TASK DIRECTIONS => Copy the listing below in full and skip every picture.

RECORD SET =>
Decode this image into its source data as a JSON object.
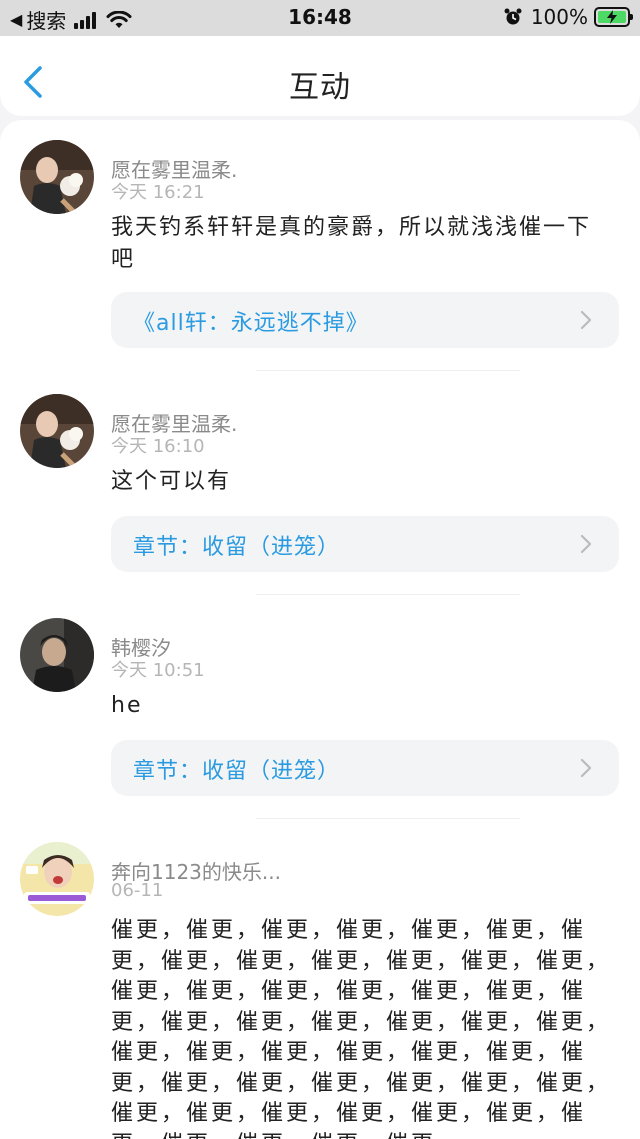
{
  "status_bar": {
    "back_glyph": "◀",
    "carrier": "搜索",
    "time": "16:48",
    "battery_text": "100%"
  },
  "nav": {
    "title": "互动",
    "back_icon": "chevron-left-icon"
  },
  "colors": {
    "accent_link": "#2a9be0",
    "back_arrow": "#2a9be0",
    "battery_fill": "#4cd964"
  },
  "comments": [
    {
      "username": "愿在雾里温柔.",
      "time": "今天 16:21",
      "text": "我天钓系轩轩是真的豪爵，所以就浅浅催一下吧",
      "link": "《all轩：永远逃不掉》"
    },
    {
      "username": "愿在雾里温柔.",
      "time": "今天 16:10",
      "text": "这个可以有",
      "link": "章节：收留（进笼）"
    },
    {
      "username": "韩樱汐",
      "time": "今天 10:51",
      "text": "he",
      "link": "章节：收留（进笼）"
    },
    {
      "username": "奔向1123的快乐...",
      "time": "06-11",
      "text": "催更，催更，催更，催更，催更，催更，催更，催更，催更，催更，催更，催更，催更，催更，催更，催更，催更，催更，催更，催更，催更，催更，催更，催更，催更，催更，催更，催更，催更，催更，催更，催更，催更，催更，催更，催更，催更，催更，催更，催更，催更，催更，催更，催更，催更，催更，催更，催更，催更，催更，"
    }
  ]
}
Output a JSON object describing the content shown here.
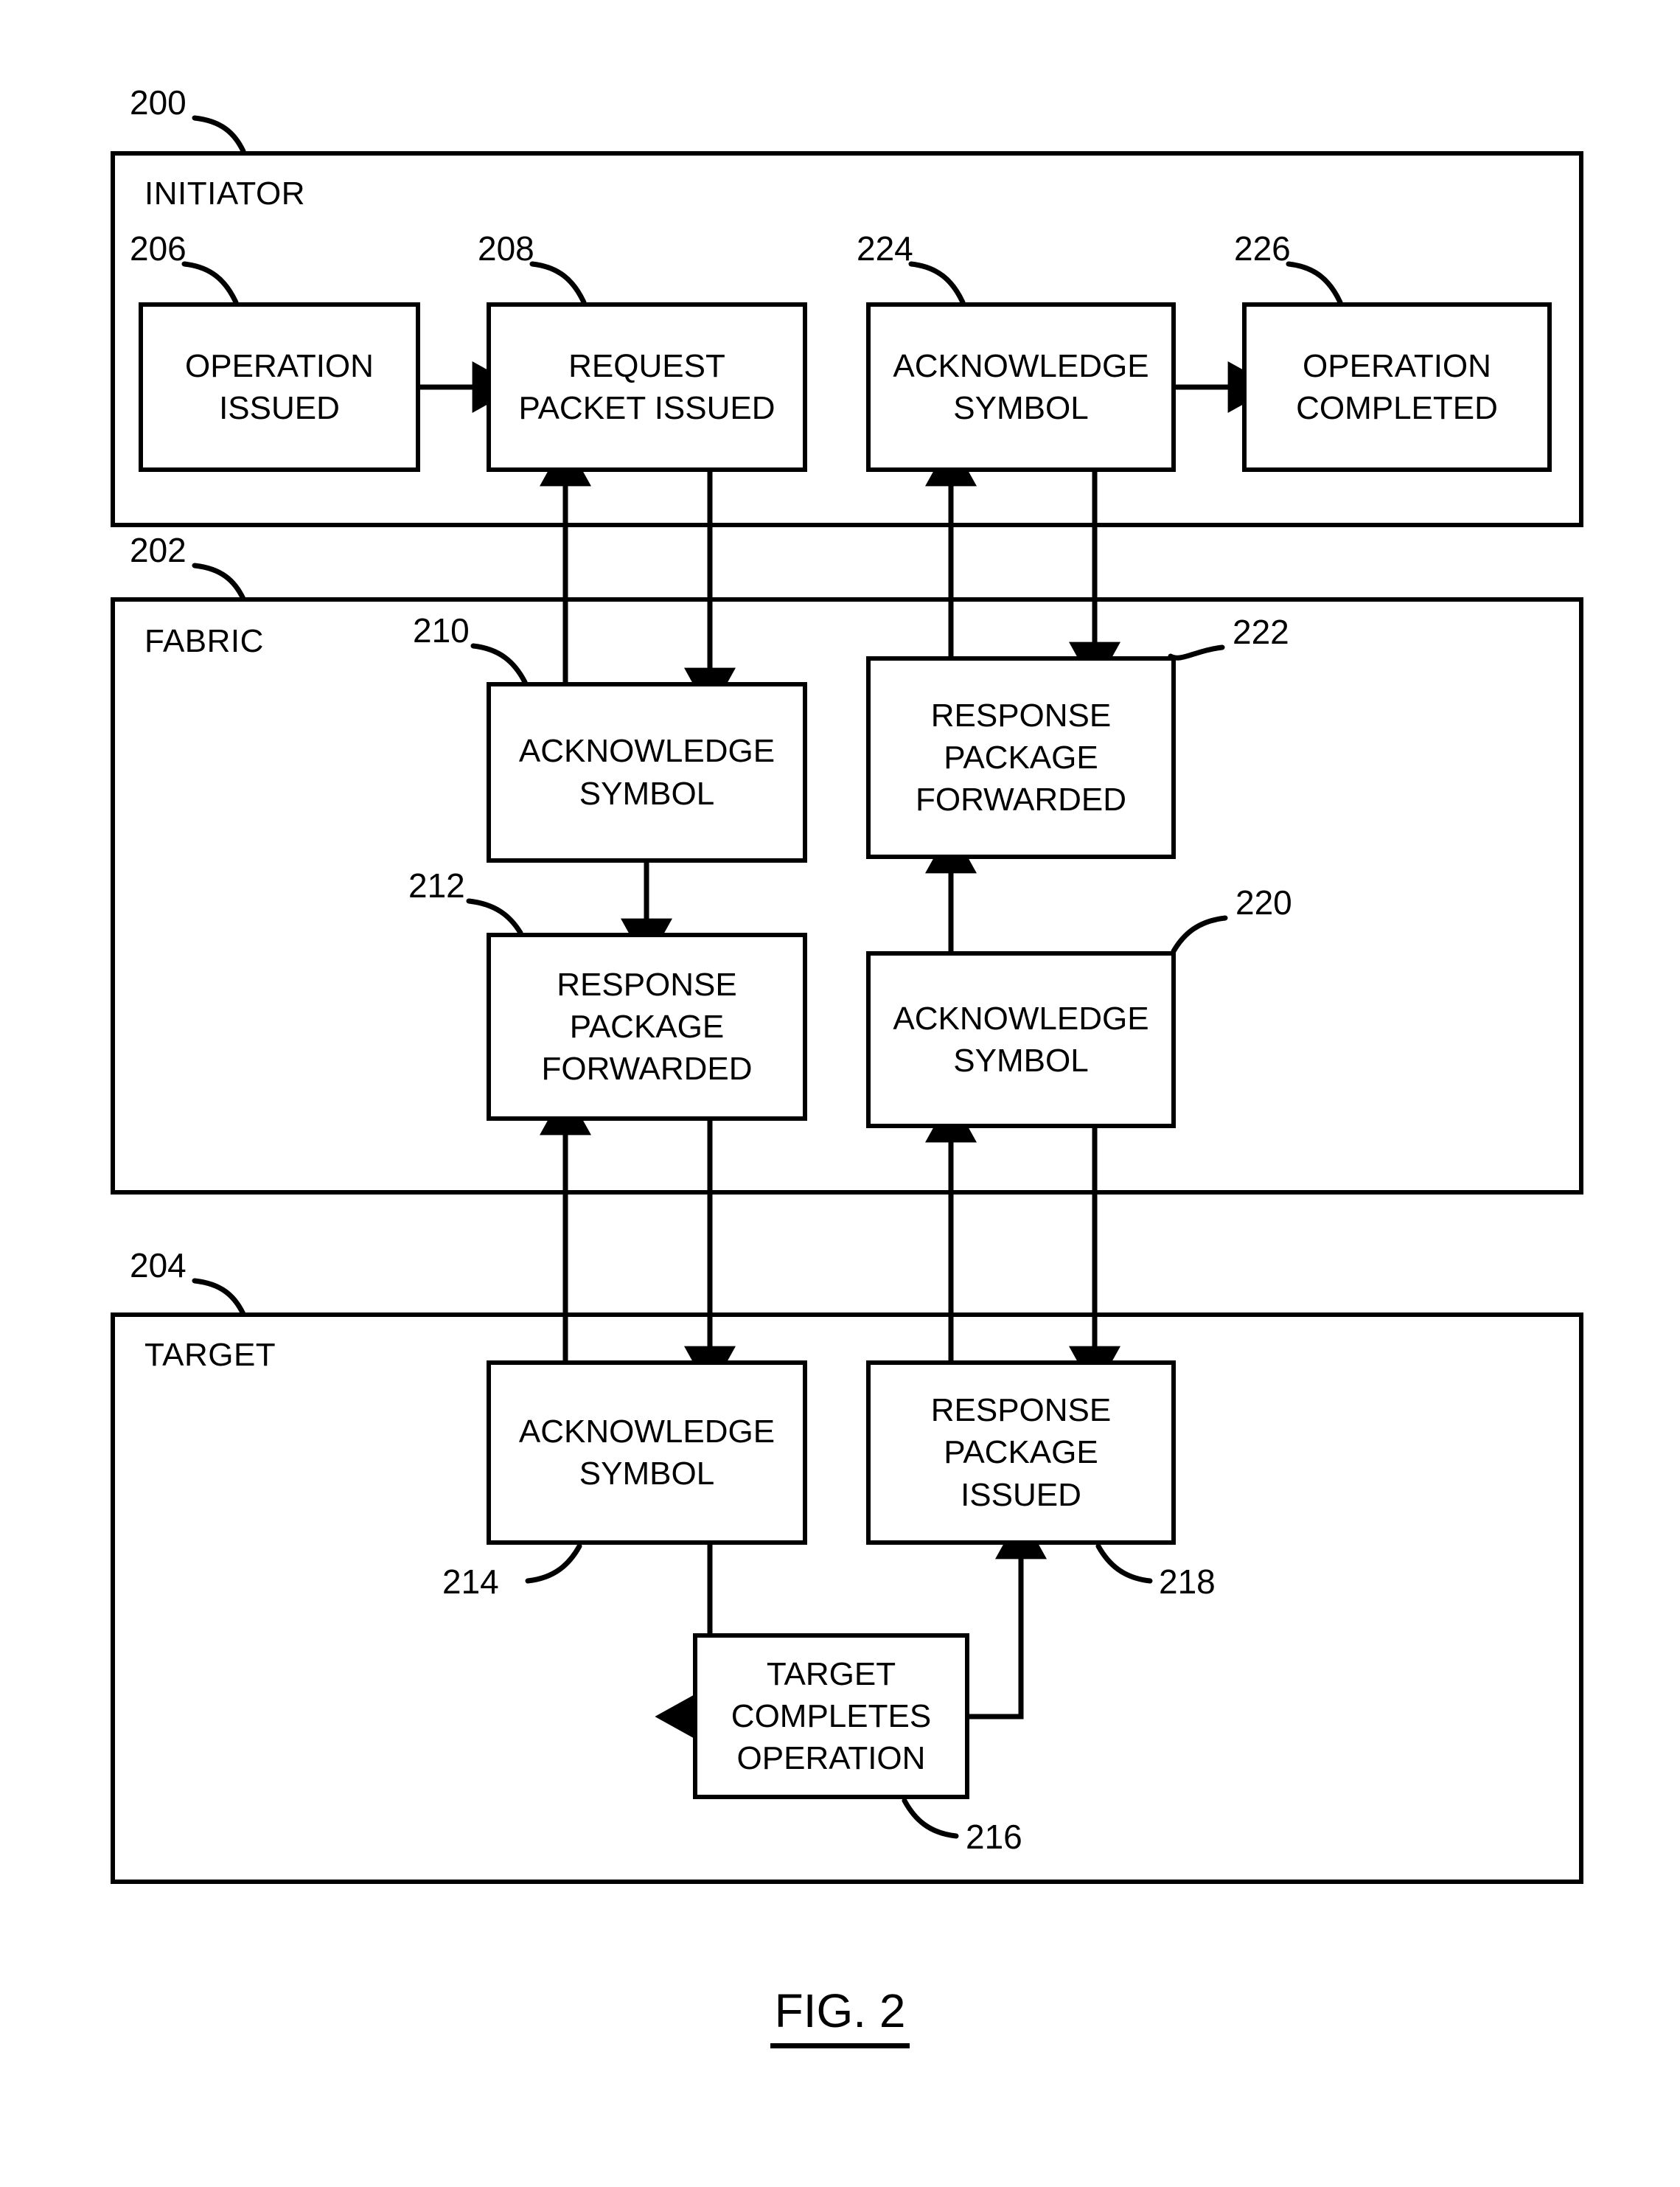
{
  "figure": {
    "caption": "FIG. 2"
  },
  "containers": [
    {
      "id": "200",
      "label": "INITIATOR",
      "ref": "200"
    },
    {
      "id": "202",
      "label": "FABRIC",
      "ref": "202"
    },
    {
      "id": "204",
      "label": "TARGET",
      "ref": "204"
    }
  ],
  "nodes": [
    {
      "ref": "206",
      "label": "OPERATION\nISSUED",
      "section": "INITIATOR"
    },
    {
      "ref": "208",
      "label": "REQUEST\nPACKET ISSUED",
      "section": "INITIATOR"
    },
    {
      "ref": "224",
      "label": "ACKNOWLEDGE\nSYMBOL",
      "section": "INITIATOR"
    },
    {
      "ref": "226",
      "label": "OPERATION\nCOMPLETED",
      "section": "INITIATOR"
    },
    {
      "ref": "210",
      "label": "ACKNOWLEDGE\nSYMBOL",
      "section": "FABRIC"
    },
    {
      "ref": "222",
      "label": "RESPONSE\nPACKAGE\nFORWARDED",
      "section": "FABRIC"
    },
    {
      "ref": "212",
      "label": "RESPONSE\nPACKAGE\nFORWARDED",
      "section": "FABRIC"
    },
    {
      "ref": "220",
      "label": "ACKNOWLEDGE\nSYMBOL",
      "section": "FABRIC"
    },
    {
      "ref": "214",
      "label": "ACKNOWLEDGE\nSYMBOL",
      "section": "TARGET"
    },
    {
      "ref": "218",
      "label": "RESPONSE\nPACKAGE\nISSUED",
      "section": "TARGET"
    },
    {
      "ref": "216",
      "label": "TARGET\nCOMPLETES\nOPERATION",
      "section": "TARGET"
    }
  ],
  "colors": {
    "line": "#000000",
    "background": "#ffffff"
  }
}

RESULT OF THE EXERCISE =>
Decode this image into its source data as a JSON object.
{
  "status_bar": {
    "back_glyph": "◀",
    "carrier": "搜索",
    "time": "16:48",
    "battery_text": "100%"
  },
  "nav": {
    "title": "互动",
    "back_icon": "chevron-left-icon"
  },
  "colors": {
    "accent_link": "#2a9be0",
    "back_arrow": "#2a9be0",
    "battery_fill": "#4cd964"
  },
  "comments": [
    {
      "username": "愿在雾里温柔.",
      "time": "今天 16:21",
      "text": "我天钓系轩轩是真的豪爵，所以就浅浅催一下吧",
      "link": "《all轩：永远逃不掉》"
    },
    {
      "username": "愿在雾里温柔.",
      "time": "今天 16:10",
      "text": "这个可以有",
      "link": "章节：收留（进笼）"
    },
    {
      "username": "韩樱汐",
      "time": "今天 10:51",
      "text": "he",
      "link": "章节：收留（进笼）"
    },
    {
      "username": "奔向1123的快乐...",
      "time": "06-11",
      "text": "催更，催更，催更，催更，催更，催更，催更，催更，催更，催更，催更，催更，催更，催更，催更，催更，催更，催更，催更，催更，催更，催更，催更，催更，催更，催更，催更，催更，催更，催更，催更，催更，催更，催更，催更，催更，催更，催更，催更，催更，催更，催更，催更，催更，催更，催更，催更，催更，催更，催更，"
    }
  ]
}
Output a JSON object describing the content shown here.
{
  "figure": {
    "caption": "FIG. 2"
  },
  "containers": [
    {
      "id": "200",
      "label": "INITIATOR",
      "ref": "200"
    },
    {
      "id": "202",
      "label": "FABRIC",
      "ref": "202"
    },
    {
      "id": "204",
      "label": "TARGET",
      "ref": "204"
    }
  ],
  "nodes": [
    {
      "ref": "206",
      "label": "OPERATION\nISSUED",
      "section": "INITIATOR"
    },
    {
      "ref": "208",
      "label": "REQUEST\nPACKET ISSUED",
      "section": "INITIATOR"
    },
    {
      "ref": "224",
      "label": "ACKNOWLEDGE\nSYMBOL",
      "section": "INITIATOR"
    },
    {
      "ref": "226",
      "label": "OPERATION\nCOMPLETED",
      "section": "INITIATOR"
    },
    {
      "ref": "210",
      "label": "ACKNOWLEDGE\nSYMBOL",
      "section": "FABRIC"
    },
    {
      "ref": "222",
      "label": "RESPONSE\nPACKAGE\nFORWARDED",
      "section": "FABRIC"
    },
    {
      "ref": "212",
      "label": "RESPONSE\nPACKAGE\nFORWARDED",
      "section": "FABRIC"
    },
    {
      "ref": "220",
      "label": "ACKNOWLEDGE\nSYMBOL",
      "section": "FABRIC"
    },
    {
      "ref": "214",
      "label": "ACKNOWLEDGE\nSYMBOL",
      "section": "TARGET"
    },
    {
      "ref": "218",
      "label": "RESPONSE\nPACKAGE\nISSUED",
      "section": "TARGET"
    },
    {
      "ref": "216",
      "label": "TARGET\nCOMPLETES\nOPERATION",
      "section": "TARGET"
    }
  ],
  "colors": {
    "line": "#000000",
    "background": "#ffffff"
  }
}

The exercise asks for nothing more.